▶ Exercise prompt:
Your answer is a single number: how many lines hold the word "硬盘空间"?

▶ Exercise material:
· · ·

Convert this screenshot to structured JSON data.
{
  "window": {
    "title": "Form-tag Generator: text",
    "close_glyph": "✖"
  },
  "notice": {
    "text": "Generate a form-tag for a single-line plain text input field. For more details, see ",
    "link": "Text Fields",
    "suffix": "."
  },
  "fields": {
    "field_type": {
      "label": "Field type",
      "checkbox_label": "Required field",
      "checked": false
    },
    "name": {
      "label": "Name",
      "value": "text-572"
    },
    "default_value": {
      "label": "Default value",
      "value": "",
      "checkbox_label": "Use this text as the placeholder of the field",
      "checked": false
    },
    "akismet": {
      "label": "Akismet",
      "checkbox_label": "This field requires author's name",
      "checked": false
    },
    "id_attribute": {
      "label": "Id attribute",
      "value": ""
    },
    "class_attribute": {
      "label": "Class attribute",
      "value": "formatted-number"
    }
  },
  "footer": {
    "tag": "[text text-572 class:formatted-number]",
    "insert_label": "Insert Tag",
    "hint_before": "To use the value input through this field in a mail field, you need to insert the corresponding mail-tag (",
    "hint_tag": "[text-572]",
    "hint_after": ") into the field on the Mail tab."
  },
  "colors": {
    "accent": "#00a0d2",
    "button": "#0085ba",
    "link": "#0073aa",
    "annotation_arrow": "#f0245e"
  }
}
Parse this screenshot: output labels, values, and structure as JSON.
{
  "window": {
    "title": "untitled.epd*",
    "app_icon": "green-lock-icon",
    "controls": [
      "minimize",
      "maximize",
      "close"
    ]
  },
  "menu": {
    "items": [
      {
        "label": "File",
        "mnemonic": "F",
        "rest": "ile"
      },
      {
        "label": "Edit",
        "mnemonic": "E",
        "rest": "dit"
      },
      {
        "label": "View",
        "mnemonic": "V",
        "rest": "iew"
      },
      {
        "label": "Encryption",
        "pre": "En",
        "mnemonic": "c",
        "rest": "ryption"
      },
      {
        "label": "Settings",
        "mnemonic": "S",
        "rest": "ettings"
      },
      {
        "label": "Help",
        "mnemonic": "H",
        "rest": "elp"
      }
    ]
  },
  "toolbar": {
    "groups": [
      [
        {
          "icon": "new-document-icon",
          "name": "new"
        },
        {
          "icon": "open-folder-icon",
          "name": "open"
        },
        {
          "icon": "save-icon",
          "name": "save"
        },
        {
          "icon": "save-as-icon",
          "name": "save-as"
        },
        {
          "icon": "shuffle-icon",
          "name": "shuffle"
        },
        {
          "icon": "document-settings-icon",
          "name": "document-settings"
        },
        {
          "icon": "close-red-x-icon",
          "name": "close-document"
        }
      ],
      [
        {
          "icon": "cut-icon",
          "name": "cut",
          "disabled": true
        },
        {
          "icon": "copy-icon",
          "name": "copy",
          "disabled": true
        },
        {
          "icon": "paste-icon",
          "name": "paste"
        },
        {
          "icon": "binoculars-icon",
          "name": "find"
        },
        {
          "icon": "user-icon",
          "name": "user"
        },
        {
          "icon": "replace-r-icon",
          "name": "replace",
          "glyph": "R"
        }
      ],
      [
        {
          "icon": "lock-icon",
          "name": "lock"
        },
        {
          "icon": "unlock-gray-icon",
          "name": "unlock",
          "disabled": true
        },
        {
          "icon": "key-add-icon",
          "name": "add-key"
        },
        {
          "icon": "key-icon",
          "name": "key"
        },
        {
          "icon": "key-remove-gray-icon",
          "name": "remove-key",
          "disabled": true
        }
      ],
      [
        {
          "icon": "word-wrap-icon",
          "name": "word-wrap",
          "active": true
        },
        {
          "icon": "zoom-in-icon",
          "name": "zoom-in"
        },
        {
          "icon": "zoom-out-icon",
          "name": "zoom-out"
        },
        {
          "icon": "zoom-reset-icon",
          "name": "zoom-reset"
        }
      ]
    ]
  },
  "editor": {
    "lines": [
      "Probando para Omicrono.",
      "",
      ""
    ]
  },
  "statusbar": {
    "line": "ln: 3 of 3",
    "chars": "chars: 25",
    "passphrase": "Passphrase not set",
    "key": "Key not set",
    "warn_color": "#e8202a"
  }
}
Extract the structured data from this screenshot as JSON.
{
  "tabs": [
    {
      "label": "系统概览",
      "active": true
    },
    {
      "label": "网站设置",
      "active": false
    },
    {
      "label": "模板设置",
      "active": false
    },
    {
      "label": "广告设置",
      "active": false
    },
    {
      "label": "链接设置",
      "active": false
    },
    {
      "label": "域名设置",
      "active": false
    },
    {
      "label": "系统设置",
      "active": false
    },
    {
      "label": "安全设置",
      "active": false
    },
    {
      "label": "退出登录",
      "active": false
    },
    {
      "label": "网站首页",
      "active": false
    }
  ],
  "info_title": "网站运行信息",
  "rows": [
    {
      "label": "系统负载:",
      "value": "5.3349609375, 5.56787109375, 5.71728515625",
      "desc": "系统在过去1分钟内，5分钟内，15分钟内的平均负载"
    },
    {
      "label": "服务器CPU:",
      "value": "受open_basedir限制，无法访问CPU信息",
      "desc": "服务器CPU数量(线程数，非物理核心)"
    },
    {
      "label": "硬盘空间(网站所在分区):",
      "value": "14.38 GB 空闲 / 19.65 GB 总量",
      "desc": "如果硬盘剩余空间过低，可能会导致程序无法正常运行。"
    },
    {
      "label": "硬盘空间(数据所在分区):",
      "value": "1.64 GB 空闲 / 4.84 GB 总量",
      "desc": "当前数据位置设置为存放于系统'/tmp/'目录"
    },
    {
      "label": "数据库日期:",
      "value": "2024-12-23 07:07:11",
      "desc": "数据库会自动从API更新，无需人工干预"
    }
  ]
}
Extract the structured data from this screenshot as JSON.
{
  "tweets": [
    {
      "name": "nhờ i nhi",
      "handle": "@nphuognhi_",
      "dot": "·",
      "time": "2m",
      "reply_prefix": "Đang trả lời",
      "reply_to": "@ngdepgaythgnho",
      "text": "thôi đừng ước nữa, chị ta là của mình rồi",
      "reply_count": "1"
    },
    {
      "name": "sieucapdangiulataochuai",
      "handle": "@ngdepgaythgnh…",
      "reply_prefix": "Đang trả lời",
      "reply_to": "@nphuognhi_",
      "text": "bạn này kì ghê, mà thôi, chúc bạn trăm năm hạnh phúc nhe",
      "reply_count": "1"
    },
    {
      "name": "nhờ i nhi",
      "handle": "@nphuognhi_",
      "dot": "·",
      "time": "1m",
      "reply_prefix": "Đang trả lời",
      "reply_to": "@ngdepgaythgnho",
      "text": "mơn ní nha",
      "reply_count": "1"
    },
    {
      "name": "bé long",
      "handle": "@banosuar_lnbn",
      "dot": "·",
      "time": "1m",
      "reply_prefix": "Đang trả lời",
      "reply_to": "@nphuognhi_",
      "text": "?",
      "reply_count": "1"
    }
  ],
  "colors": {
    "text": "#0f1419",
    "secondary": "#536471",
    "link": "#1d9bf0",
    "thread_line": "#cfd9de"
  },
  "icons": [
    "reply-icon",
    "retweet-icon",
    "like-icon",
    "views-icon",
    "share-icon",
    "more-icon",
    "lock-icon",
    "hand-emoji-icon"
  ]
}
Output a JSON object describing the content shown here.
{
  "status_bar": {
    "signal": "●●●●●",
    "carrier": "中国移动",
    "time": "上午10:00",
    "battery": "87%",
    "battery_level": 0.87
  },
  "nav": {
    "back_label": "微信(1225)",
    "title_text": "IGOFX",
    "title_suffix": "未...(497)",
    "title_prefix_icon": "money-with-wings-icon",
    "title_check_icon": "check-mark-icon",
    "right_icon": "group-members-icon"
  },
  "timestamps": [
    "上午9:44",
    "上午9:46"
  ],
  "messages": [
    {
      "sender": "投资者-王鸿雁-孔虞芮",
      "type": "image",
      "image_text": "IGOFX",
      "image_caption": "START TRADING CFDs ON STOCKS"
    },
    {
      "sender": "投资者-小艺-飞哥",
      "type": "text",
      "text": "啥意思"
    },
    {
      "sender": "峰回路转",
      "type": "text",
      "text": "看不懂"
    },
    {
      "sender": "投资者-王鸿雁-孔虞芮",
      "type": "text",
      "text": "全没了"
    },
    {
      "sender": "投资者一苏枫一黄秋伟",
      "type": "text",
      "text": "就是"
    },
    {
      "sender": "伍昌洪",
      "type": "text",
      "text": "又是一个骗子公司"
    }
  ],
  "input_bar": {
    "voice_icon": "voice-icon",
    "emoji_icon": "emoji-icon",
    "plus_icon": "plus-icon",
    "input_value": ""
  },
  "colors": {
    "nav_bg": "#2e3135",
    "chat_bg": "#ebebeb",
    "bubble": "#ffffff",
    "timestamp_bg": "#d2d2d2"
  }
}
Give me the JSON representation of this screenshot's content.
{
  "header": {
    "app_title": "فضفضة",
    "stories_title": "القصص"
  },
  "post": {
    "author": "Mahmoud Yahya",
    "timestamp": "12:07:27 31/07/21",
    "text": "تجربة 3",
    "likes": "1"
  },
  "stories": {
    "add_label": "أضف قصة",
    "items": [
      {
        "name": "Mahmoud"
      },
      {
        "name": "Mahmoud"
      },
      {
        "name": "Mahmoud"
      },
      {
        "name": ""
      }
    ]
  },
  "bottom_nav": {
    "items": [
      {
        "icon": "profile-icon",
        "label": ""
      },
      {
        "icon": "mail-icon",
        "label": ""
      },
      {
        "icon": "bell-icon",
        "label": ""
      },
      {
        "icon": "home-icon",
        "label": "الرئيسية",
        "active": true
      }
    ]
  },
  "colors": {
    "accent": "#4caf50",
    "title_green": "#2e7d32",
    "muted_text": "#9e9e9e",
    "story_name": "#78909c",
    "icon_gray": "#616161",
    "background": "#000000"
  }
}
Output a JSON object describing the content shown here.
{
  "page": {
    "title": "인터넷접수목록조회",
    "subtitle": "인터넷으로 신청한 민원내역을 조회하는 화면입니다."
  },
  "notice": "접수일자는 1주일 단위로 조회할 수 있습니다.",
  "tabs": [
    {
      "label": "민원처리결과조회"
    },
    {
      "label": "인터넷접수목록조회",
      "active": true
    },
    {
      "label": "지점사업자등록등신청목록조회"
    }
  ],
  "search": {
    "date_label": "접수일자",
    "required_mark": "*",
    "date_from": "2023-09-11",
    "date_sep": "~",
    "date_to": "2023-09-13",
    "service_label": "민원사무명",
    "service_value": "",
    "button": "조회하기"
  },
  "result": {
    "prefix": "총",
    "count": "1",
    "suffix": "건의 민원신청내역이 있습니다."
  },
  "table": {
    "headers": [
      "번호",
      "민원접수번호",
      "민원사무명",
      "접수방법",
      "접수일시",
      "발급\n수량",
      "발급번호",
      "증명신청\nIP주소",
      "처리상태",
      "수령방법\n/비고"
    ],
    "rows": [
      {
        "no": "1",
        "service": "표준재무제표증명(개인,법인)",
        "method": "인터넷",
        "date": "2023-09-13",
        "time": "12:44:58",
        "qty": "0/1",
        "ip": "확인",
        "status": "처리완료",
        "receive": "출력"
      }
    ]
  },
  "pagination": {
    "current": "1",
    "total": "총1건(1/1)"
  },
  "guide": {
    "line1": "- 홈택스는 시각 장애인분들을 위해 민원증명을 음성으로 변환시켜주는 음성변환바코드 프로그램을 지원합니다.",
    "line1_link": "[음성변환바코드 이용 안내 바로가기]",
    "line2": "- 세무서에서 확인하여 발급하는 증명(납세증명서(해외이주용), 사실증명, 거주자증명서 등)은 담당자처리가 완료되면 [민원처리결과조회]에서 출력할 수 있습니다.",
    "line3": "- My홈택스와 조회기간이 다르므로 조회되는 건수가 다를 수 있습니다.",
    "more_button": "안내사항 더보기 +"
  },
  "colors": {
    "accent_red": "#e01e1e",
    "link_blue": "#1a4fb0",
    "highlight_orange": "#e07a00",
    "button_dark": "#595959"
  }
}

· · ·

▶ Task result:
2